RECORD EXTRACTS
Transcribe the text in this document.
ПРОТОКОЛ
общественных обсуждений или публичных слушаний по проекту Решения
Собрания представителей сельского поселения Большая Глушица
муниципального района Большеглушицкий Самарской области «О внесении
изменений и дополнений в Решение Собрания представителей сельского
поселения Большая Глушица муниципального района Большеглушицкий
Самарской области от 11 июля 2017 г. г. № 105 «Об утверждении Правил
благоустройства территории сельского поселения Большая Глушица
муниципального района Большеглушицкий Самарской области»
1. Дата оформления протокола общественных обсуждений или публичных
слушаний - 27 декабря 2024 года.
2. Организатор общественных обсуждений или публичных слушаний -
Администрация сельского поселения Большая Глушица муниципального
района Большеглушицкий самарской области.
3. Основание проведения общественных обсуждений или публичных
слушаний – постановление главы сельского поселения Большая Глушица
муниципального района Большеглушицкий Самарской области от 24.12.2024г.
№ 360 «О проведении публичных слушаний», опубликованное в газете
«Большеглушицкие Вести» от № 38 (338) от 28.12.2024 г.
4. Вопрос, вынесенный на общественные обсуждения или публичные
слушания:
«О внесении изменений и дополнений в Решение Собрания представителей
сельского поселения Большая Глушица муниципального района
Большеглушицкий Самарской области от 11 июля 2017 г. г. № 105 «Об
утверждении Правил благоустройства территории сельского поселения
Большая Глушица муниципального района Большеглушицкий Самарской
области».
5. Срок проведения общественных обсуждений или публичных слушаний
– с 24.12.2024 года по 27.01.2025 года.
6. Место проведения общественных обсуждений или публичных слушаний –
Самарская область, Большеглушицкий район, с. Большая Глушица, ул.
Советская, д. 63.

WRITTEN PROBLEM
Write out the complete set of records exactly as given.

REPLY
Transcribe the text in this document.
ПРОТОКОЛ
общественных обсуждений или публичных слушаний по проекту Решения
Собрания представителей сельского поселения Большая Глушица
муниципального района Большеглушицкий Самарской области «О внесении
изменений и дополнений в Решение Собрания представителей сельского
поселения Большая Глушица муниципального района Большеглушицкий
Самарской области от 11 июля 2017 г. г. № 105 «Об утверждении Правил
благоустройства территории сельского поселения Большая Глушица
муниципального района Большеглушицкий Самарской области»
1. Дата оформления протокола общественных обсуждений или публичных
слушаний - 27 декабря 2024 года.
2. Организатор общественных обсуждений или публичных слушаний -
Администрация сельского поселения Большая Глушица муниципального
района Большеглушицкий самарской области.
3. Основание проведения общественных обсуждений или публичных
слушаний – постановление главы сельского поселения Большая Глушица
муниципального района Большеглушицкий Самарской области от 24.12.2024г.
№ 360 «О проведении публичных слушаний», опубликованное в газете
«Большеглушицкие Вести» от № 38 (338) от 28.12.2024 г.
4. Вопрос, вынесенный на общественные обсуждения или публичные
слушания:
«О внесении изменений и дополнений в Решение Собрания представителей
сельского поселения Большая Глушица муниципального района
Большеглушицкий Самарской области от 11 июля 2017 г. г. № 105 «Об
утверждении Правил благоустройства территории сельского поселения
Большая Глушица муниципального района Большеглушицкий Самарской
области».
5. Срок проведения общественных обсуждений или публичных слушаний
– с 24.12.2024 года по 27.01.2025 года.
6. Место проведения общественных обсуждений или публичных слушаний –
Самарская область, Большеглушицкий район, с. Большая Глушица, ул.
Советская, д. 63.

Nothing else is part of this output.